**Problem:** Starting at the first line, reproduce the listing below in full, exactly as given.
Start of Task input
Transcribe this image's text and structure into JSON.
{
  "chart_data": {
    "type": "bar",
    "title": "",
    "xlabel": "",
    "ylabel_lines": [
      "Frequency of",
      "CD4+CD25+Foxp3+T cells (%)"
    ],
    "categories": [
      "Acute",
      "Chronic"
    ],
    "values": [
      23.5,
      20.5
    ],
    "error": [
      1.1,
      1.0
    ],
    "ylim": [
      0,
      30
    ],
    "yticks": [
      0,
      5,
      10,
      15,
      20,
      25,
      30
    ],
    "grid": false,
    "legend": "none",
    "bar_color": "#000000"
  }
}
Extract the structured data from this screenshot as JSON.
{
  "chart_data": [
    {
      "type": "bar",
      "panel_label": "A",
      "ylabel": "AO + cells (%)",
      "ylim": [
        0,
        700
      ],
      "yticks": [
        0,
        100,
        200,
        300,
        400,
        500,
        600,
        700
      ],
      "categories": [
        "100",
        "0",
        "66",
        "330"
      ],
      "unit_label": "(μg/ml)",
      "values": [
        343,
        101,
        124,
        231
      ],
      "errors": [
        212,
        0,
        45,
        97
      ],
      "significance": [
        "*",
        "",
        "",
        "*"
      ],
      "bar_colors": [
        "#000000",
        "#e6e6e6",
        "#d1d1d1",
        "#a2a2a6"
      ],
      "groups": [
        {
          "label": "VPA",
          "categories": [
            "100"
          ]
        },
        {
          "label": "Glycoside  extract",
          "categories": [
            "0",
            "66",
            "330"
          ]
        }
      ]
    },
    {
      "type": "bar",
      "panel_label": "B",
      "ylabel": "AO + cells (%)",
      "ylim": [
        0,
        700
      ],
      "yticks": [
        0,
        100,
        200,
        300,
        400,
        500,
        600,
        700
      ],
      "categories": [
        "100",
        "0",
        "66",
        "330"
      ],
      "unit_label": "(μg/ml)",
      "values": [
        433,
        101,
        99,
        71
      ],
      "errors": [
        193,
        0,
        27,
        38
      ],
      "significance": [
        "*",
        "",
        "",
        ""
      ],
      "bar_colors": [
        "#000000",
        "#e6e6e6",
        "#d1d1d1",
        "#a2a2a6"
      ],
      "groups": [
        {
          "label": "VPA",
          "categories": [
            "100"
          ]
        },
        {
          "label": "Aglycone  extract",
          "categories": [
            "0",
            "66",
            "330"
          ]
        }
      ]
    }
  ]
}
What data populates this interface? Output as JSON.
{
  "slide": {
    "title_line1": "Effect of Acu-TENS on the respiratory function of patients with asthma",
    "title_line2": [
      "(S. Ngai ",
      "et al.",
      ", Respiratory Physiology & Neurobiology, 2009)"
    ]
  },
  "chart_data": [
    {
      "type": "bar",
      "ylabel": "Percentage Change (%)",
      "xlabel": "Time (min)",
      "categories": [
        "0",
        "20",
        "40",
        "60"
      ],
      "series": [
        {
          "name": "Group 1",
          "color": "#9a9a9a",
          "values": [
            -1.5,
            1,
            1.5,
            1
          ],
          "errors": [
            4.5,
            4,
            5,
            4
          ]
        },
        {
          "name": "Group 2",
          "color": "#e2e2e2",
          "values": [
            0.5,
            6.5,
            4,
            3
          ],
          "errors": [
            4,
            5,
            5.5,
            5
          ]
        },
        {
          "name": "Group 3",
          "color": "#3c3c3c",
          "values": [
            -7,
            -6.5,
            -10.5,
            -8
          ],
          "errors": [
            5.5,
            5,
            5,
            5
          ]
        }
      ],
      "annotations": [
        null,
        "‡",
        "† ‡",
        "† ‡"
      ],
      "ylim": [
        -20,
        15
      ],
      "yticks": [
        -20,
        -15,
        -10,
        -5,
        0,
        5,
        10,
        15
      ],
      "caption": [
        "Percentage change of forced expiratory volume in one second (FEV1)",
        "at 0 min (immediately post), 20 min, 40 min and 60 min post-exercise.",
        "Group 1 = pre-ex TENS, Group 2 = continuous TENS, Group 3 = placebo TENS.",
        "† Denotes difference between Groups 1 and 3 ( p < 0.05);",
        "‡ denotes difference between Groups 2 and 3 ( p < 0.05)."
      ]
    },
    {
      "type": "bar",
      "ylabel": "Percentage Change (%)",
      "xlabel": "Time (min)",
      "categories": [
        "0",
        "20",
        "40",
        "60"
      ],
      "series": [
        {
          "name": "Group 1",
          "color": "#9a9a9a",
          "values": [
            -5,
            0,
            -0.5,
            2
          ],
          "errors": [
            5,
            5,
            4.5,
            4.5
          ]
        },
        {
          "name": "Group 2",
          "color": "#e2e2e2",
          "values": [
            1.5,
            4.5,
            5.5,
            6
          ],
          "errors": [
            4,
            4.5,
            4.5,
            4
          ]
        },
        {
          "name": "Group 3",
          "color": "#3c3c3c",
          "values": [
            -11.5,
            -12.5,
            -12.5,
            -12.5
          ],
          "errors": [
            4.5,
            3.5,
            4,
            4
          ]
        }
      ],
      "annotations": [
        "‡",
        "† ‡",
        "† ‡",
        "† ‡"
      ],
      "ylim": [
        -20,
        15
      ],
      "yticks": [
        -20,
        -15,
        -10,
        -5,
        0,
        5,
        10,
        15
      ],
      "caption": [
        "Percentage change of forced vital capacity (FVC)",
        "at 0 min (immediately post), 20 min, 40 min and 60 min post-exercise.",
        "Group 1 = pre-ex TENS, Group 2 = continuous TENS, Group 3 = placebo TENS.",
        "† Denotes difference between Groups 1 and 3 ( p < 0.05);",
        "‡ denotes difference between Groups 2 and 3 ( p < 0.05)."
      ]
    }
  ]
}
End of Task input
**Finished exercise:**
Transcribe this image's text and structure into JSON.
{
  "chart_data": {
    "type": "bar",
    "title": "",
    "xlabel": "",
    "ylabel_lines": [
      "Frequency of",
      "CD4+CD25+Foxp3+T cells (%)"
    ],
    "categories": [
      "Acute",
      "Chronic"
    ],
    "values": [
      23.5,
      20.5
    ],
    "error": [
      1.1,
      1.0
    ],
    "ylim": [
      0,
      30
    ],
    "yticks": [
      0,
      5,
      10,
      15,
      20,
      25,
      30
    ],
    "grid": false,
    "legend": "none",
    "bar_color": "#000000"
  }
}
Extract the structured data from this screenshot as JSON.
{
  "chart_data": [
    {
      "type": "bar",
      "panel_label": "A",
      "ylabel": "AO + cells (%)",
      "ylim": [
        0,
        700
      ],
      "yticks": [
        0,
        100,
        200,
        300,
        400,
        500,
        600,
        700
      ],
      "categories": [
        "100",
        "0",
        "66",
        "330"
      ],
      "unit_label": "(μg/ml)",
      "values": [
        343,
        101,
        124,
        231
      ],
      "errors": [
        212,
        0,
        45,
        97
      ],
      "significance": [
        "*",
        "",
        "",
        "*"
      ],
      "bar_colors": [
        "#000000",
        "#e6e6e6",
        "#d1d1d1",
        "#a2a2a6"
      ],
      "groups": [
        {
          "label": "VPA",
          "categories": [
            "100"
          ]
        },
        {
          "label": "Glycoside  extract",
          "categories": [
            "0",
            "66",
            "330"
          ]
        }
      ]
    },
    {
      "type": "bar",
      "panel_label": "B",
      "ylabel": "AO + cells (%)",
      "ylim": [
        0,
        700
      ],
      "yticks": [
        0,
        100,
        200,
        300,
        400,
        500,
        600,
        700
      ],
      "categories": [
        "100",
        "0",
        "66",
        "330"
      ],
      "unit_label": "(μg/ml)",
      "values": [
        433,
        101,
        99,
        71
      ],
      "errors": [
        193,
        0,
        27,
        38
      ],
      "significance": [
        "*",
        "",
        "",
        ""
      ],
      "bar_colors": [
        "#000000",
        "#e6e6e6",
        "#d1d1d1",
        "#a2a2a6"
      ],
      "groups": [
        {
          "label": "VPA",
          "categories": [
            "100"
          ]
        },
        {
          "label": "Aglycone  extract",
          "categories": [
            "0",
            "66",
            "330"
          ]
        }
      ]
    }
  ]
}
What data populates this interface? Output as JSON.
{
  "slide": {
    "title_line1": "Effect of Acu-TENS on the respiratory function of patients with asthma",
    "title_line2": [
      "(S. Ngai ",
      "et al.",
      ", Respiratory Physiology & Neurobiology, 2009)"
    ]
  },
  "chart_data": [
    {
      "type": "bar",
      "ylabel": "Percentage Change (%)",
      "xlabel": "Time (min)",
      "categories": [
        "0",
        "20",
        "40",
        "60"
      ],
      "series": [
        {
          "name": "Group 1",
          "color": "#9a9a9a",
          "values": [
            -1.5,
            1,
            1.5,
            1
          ],
          "errors": [
            4.5,
            4,
            5,
            4
          ]
        },
        {
          "name": "Group 2",
          "color": "#e2e2e2",
          "values": [
            0.5,
            6.5,
            4,
            3
          ],
          "errors": [
            4,
            5,
            5.5,
            5
          ]
        },
        {
          "name": "Group 3",
          "color": "#3c3c3c",
          "values": [
            -7,
            -6.5,
            -10.5,
            -8
          ],
          "errors": [
            5.5,
            5,
            5,
            5
          ]
        }
      ],
      "annotations": [
        null,
        "‡",
        "† ‡",
        "† ‡"
      ],
      "ylim": [
        -20,
        15
      ],
      "yticks": [
        -20,
        -15,
        -10,
        -5,
        0,
        5,
        10,
        15
      ],
      "caption": [
        "Percentage change of forced expiratory volume in one second (FEV1)",
        "at 0 min (immediately post), 20 min, 40 min and 60 min post-exercise.",
        "Group 1 = pre-ex TENS, Group 2 = continuous TENS, Group 3 = placebo TENS.",
        "† Denotes difference between Groups 1 and 3 ( p < 0.05);",
        "‡ denotes difference between Groups 2 and 3 ( p < 0.05)."
      ]
    },
    {
      "type": "bar",
      "ylabel": "Percentage Change (%)",
      "xlabel": "Time (min)",
      "categories": [
        "0",
        "20",
        "40",
        "60"
      ],
      "series": [
        {
          "name": "Group 1",
          "color": "#9a9a9a",
          "values": [
            -5,
            0,
            -0.5,
            2
          ],
          "errors": [
            5,
            5,
            4.5,
            4.5
          ]
        },
        {
          "name": "Group 2",
          "color": "#e2e2e2",
          "values": [
            1.5,
            4.5,
            5.5,
            6
          ],
          "errors": [
            4,
            4.5,
            4.5,
            4
          ]
        },
        {
          "name": "Group 3",
          "color": "#3c3c3c",
          "values": [
            -11.5,
            -12.5,
            -12.5,
            -12.5
          ],
          "errors": [
            4.5,
            3.5,
            4,
            4
          ]
        }
      ],
      "annotations": [
        "‡",
        "† ‡",
        "† ‡",
        "† ‡"
      ],
      "ylim": [
        -20,
        15
      ],
      "yticks": [
        -20,
        -15,
        -10,
        -5,
        0,
        5,
        10,
        15
      ],
      "caption": [
        "Percentage change of forced vital capacity (FVC)",
        "at 0 min (immediately post), 20 min, 40 min and 60 min post-exercise.",
        "Group 1 = pre-ex TENS, Group 2 = continuous TENS, Group 3 = placebo TENS.",
        "† Denotes difference between Groups 1 and 3 ( p < 0.05);",
        "‡ denotes difference between Groups 2 and 3 ( p < 0.05)."
      ]
    }
  ]
}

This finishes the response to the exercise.